GIVEN TEXT:
[Start of Attachment]
Hand-Selling Books

As a small press author and sometimes micro-press publisher, I find myself hand-selling my books at various conventions and book festivals. If you are an introvert like me, this can be hard. Add to the fact that I’ve been trained by my Midwestern grandparents to be humble in all things, no matter what I’ve accomplished, and it makes hand-selling my books a trial at best and terrifying at worst.

What I need are quick little pitches for each book that I can memorize and deliver on command. Beloved Spouse came up with a couple of good ones for The Horror at Cold Springs depending on exactly where I’m selling the book. I pitch it differently at Minnesota science fiction conventions–where I play up the Steampunk and Lovercraftian Horror aspects–than say in Oklahoma, where I focus more on the weird western aspect. The Horror at Cold Springs I can pitch to a potential reader reasonably well, though I need to write those pitches down, refine them, and practice them.

But for my other books, I tend to be a little lost. I can give the old elevator pitch for Last Car to Annwn Station (it’s a dark urban fantasy revenge and redemption supernatural horror novel with mythological and fairy tale overtones and lesbian protagonists, featuring the ghost of the defunct Twin Cities Streetcars), but it needs a more content driven follow up.
[End of Attachment]
QUESTIONS TO ANSWER:
[a] Answer these questions from the piece on hand-selling books:
(i) Who trained the author to be humble in all things?
(ii) Who came up with pitches for The Horror at Cold Springs?
(iii) Which aspect of that book does the author focus on when selling in Oklahoma?
[b] Copy out the piece on hand-selling books from "As a small press" to "terrifying at worst.".
The records have no connection to the text above them.

(Document structure recognition records)
[Start of Attachment]
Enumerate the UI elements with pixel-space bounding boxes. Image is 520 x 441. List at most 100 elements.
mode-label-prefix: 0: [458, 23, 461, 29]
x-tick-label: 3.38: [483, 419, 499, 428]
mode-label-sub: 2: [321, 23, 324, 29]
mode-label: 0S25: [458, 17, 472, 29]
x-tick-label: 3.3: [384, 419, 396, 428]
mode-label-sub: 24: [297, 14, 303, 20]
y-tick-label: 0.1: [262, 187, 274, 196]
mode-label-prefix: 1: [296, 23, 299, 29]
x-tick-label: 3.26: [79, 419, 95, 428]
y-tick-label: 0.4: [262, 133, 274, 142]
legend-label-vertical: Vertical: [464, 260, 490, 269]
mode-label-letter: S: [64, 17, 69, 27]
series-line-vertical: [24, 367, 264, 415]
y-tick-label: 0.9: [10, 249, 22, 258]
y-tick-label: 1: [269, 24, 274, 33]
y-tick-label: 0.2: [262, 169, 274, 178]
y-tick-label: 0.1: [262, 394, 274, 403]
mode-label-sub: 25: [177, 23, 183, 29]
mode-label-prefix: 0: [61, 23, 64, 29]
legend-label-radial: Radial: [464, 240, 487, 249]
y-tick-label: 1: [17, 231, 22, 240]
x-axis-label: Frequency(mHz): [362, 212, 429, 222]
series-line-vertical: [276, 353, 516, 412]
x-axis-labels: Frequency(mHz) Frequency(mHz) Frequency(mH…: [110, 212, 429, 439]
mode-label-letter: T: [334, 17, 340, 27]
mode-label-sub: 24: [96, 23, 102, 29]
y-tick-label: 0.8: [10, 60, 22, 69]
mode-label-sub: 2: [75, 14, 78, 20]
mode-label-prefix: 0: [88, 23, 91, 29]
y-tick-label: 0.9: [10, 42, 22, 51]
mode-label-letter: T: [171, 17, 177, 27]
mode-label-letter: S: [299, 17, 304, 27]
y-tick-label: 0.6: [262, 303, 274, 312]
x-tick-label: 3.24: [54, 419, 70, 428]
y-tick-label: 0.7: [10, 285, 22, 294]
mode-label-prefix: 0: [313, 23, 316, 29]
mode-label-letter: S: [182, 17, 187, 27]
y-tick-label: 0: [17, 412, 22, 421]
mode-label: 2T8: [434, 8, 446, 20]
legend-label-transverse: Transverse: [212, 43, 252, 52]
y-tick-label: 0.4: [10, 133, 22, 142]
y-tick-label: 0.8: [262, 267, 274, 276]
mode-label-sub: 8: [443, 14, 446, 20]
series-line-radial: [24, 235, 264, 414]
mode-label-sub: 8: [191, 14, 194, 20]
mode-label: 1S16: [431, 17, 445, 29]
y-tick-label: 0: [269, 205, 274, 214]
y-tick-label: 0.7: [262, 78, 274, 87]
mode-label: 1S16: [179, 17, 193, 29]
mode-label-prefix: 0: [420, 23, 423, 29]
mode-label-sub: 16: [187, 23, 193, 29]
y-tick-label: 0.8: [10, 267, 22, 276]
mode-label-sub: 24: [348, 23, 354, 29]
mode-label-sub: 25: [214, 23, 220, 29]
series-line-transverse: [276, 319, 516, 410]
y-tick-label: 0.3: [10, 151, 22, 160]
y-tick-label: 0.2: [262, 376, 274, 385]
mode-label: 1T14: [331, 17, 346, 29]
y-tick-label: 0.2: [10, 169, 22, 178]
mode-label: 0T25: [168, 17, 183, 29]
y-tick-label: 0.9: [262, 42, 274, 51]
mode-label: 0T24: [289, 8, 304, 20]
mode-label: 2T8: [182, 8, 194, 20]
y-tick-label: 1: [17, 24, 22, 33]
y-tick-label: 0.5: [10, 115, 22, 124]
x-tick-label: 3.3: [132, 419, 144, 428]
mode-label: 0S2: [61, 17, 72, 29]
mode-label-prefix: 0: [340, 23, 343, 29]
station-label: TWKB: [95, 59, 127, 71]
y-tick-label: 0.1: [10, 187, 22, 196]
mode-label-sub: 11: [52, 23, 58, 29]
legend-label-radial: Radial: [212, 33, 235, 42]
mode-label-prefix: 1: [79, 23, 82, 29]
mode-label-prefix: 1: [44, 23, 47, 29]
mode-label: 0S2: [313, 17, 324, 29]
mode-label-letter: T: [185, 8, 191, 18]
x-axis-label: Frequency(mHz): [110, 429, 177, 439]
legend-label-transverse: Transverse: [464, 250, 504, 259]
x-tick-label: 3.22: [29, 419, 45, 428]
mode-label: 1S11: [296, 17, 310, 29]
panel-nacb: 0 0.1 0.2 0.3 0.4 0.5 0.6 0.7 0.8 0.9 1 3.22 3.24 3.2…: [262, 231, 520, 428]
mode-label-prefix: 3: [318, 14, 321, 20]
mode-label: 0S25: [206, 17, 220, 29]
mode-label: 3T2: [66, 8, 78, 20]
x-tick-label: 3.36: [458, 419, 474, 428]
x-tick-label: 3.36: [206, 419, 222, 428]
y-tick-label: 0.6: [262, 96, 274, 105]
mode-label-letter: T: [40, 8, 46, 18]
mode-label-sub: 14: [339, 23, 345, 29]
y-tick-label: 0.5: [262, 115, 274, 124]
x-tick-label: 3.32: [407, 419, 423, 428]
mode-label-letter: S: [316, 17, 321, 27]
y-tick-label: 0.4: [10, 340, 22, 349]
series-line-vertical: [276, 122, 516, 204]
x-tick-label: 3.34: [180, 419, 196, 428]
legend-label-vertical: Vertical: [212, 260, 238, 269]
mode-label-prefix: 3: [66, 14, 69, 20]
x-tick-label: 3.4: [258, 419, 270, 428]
[End of Attachment]
TASK SOLUTIONS:
[a]
(i) The author's Midwestern grandparents
(ii) Beloved Spouse
(iii) The weird western aspect

[b]
As a small press author and sometimes micro-press publisher, I find myself hand-selling my books at various conventions and book festivals. If you are an introvert like me, this can be hard. Add to the fact that I’ve been trained by my Midwestern grandparents to be humble in all things, no matter what I’ve accomplished, and it makes hand-selling my books a trial at best and terrifying at worst.